PROBLEM STATEMENT: Where a line in the listing below contains the word "edit", copy that line.

DATA EXTRACT:
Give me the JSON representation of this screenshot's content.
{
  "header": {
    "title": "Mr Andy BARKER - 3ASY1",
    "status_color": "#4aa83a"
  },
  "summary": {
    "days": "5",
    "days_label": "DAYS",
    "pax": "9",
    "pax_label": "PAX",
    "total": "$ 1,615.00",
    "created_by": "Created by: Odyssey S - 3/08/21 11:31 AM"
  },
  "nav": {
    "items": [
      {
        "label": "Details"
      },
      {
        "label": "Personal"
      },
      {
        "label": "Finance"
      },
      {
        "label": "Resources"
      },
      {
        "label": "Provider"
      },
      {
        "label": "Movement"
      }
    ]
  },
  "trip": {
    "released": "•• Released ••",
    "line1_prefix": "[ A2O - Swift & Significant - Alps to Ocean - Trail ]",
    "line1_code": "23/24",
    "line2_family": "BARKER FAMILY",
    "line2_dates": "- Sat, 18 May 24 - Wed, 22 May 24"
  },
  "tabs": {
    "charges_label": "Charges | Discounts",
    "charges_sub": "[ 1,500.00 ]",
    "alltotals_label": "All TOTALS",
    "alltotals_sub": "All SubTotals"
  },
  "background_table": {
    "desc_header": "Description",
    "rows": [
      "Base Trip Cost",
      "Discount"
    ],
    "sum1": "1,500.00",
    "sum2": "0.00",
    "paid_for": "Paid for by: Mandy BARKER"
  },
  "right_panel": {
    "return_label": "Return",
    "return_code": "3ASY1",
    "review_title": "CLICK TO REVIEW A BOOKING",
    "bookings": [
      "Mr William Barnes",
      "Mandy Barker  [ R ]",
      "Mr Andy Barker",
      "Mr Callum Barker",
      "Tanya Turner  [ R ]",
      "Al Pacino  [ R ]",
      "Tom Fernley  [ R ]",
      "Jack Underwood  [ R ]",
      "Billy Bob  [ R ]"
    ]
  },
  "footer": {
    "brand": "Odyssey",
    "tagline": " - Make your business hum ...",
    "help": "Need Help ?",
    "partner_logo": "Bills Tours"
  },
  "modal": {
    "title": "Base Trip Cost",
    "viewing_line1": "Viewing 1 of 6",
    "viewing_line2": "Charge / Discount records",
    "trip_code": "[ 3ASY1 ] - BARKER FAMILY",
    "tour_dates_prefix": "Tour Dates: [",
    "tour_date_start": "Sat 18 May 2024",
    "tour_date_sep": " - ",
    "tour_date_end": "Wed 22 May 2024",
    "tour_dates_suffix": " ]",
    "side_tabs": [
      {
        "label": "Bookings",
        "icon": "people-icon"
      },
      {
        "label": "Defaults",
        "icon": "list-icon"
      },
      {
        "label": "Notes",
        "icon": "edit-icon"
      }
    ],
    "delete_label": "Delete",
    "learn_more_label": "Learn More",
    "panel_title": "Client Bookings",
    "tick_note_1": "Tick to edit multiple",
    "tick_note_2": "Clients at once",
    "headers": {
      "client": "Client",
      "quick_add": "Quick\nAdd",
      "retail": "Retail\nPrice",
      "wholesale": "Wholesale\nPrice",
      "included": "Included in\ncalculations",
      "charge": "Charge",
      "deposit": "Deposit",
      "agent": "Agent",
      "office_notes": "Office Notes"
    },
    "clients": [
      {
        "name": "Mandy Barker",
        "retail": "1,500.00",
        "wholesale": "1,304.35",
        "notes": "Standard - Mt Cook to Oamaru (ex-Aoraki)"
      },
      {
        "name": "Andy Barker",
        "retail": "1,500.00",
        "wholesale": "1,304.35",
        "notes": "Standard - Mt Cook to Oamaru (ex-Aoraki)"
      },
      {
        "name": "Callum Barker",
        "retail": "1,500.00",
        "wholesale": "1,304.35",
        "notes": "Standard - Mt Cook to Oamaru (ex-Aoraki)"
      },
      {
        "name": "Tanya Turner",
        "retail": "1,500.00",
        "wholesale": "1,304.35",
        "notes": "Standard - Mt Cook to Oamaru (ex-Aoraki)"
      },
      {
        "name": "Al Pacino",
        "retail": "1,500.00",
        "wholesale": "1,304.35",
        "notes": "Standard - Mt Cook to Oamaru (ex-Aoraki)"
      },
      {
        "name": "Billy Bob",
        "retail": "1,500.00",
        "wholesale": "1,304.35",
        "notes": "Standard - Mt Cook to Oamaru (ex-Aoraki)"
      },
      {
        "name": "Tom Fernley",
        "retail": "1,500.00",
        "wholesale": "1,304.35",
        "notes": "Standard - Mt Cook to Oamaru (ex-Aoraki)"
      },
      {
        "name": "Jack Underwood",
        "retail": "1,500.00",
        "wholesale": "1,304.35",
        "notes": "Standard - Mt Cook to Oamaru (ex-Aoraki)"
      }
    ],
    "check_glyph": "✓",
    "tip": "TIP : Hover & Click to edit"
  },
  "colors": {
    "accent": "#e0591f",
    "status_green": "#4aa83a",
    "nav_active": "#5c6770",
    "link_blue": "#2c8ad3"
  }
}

ANSWER TO THIS EXERCISE:
        "icon": "edit-icon"
    "tick_note_1": "Tick to edit multiple",
    "tip": "TIP : Hover & Click to edit"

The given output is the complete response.